Exercise details ▸ Here are some entries; quote each one exactly.

_ _ _ _

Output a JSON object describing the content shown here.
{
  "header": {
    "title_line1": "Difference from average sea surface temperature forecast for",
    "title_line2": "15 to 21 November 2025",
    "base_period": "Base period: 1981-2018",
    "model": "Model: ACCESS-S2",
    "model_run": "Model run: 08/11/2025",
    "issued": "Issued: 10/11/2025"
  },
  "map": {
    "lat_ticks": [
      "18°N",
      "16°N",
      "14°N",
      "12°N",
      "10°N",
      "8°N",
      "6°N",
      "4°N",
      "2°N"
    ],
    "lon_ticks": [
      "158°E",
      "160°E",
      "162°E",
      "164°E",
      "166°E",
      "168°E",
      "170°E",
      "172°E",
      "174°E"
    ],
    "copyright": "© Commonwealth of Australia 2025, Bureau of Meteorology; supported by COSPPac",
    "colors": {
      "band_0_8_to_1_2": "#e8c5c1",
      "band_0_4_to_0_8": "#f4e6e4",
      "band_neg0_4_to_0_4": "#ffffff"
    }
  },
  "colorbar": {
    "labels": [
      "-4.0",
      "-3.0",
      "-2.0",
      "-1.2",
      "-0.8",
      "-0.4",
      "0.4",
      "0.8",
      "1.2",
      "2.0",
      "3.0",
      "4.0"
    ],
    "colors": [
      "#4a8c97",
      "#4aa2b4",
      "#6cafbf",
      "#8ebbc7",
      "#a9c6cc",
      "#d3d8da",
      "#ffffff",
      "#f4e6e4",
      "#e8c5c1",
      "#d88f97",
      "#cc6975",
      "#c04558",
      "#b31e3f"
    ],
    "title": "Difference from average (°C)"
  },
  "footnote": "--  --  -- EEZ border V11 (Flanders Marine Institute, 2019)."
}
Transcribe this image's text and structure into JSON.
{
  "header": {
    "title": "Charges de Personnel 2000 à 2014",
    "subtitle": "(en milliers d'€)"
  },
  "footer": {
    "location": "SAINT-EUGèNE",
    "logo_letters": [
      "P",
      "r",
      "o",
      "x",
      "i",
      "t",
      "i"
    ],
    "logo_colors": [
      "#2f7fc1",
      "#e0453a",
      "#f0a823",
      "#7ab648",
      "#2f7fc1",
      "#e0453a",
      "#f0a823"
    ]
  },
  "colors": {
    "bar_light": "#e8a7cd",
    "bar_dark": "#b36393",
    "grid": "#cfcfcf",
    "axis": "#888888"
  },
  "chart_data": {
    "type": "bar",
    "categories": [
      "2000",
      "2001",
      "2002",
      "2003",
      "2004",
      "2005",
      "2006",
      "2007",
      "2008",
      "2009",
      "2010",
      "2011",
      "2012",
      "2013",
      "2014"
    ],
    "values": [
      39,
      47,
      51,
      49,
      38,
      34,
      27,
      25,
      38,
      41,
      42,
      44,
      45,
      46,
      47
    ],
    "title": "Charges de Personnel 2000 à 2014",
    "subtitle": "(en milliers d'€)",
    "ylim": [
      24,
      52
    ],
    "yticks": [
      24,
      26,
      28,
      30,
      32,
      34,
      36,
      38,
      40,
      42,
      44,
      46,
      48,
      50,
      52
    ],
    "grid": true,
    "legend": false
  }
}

_ _ _ _

Reply to the task ▸
Output a JSON object describing the content shown here.
{
  "header": {
    "title_line1": "Difference from average sea surface temperature forecast for",
    "title_line2": "15 to 21 November 2025",
    "base_period": "Base period: 1981-2018",
    "model": "Model: ACCESS-S2",
    "model_run": "Model run: 08/11/2025",
    "issued": "Issued: 10/11/2025"
  },
  "map": {
    "lat_ticks": [
      "18°N",
      "16°N",
      "14°N",
      "12°N",
      "10°N",
      "8°N",
      "6°N",
      "4°N",
      "2°N"
    ],
    "lon_ticks": [
      "158°E",
      "160°E",
      "162°E",
      "164°E",
      "166°E",
      "168°E",
      "170°E",
      "172°E",
      "174°E"
    ],
    "copyright": "© Commonwealth of Australia 2025, Bureau of Meteorology; supported by COSPPac",
    "colors": {
      "band_0_8_to_1_2": "#e8c5c1",
      "band_0_4_to_0_8": "#f4e6e4",
      "band_neg0_4_to_0_4": "#ffffff"
    }
  },
  "colorbar": {
    "labels": [
      "-4.0",
      "-3.0",
      "-2.0",
      "-1.2",
      "-0.8",
      "-0.4",
      "0.4",
      "0.8",
      "1.2",
      "2.0",
      "3.0",
      "4.0"
    ],
    "colors": [
      "#4a8c97",
      "#4aa2b4",
      "#6cafbf",
      "#8ebbc7",
      "#a9c6cc",
      "#d3d8da",
      "#ffffff",
      "#f4e6e4",
      "#e8c5c1",
      "#d88f97",
      "#cc6975",
      "#c04558",
      "#b31e3f"
    ],
    "title": "Difference from average (°C)"
  },
  "footnote": "--  --  -- EEZ border V11 (Flanders Marine Institute, 2019)."
}
Transcribe this image's text and structure into JSON.
{
  "header": {
    "title": "Charges de Personnel 2000 à 2014",
    "subtitle": "(en milliers d'€)"
  },
  "footer": {
    "location": "SAINT-EUGèNE",
    "logo_letters": [
      "P",
      "r",
      "o",
      "x",
      "i",
      "t",
      "i"
    ],
    "logo_colors": [
      "#2f7fc1",
      "#e0453a",
      "#f0a823",
      "#7ab648",
      "#2f7fc1",
      "#e0453a",
      "#f0a823"
    ]
  },
  "colors": {
    "bar_light": "#e8a7cd",
    "bar_dark": "#b36393",
    "grid": "#cfcfcf",
    "axis": "#888888"
  },
  "chart_data": {
    "type": "bar",
    "categories": [
      "2000",
      "2001",
      "2002",
      "2003",
      "2004",
      "2005",
      "2006",
      "2007",
      "2008",
      "2009",
      "2010",
      "2011",
      "2012",
      "2013",
      "2014"
    ],
    "values": [
      39,
      47,
      51,
      49,
      38,
      34,
      27,
      25,
      38,
      41,
      42,
      44,
      45,
      46,
      47
    ],
    "title": "Charges de Personnel 2000 à 2014",
    "subtitle": "(en milliers d'€)",
    "ylim": [
      24,
      52
    ],
    "yticks": [
      24,
      26,
      28,
      30,
      32,
      34,
      36,
      38,
      40,
      42,
      44,
      46,
      48,
      50,
      52
    ],
    "grid": true,
    "legend": false
  }
}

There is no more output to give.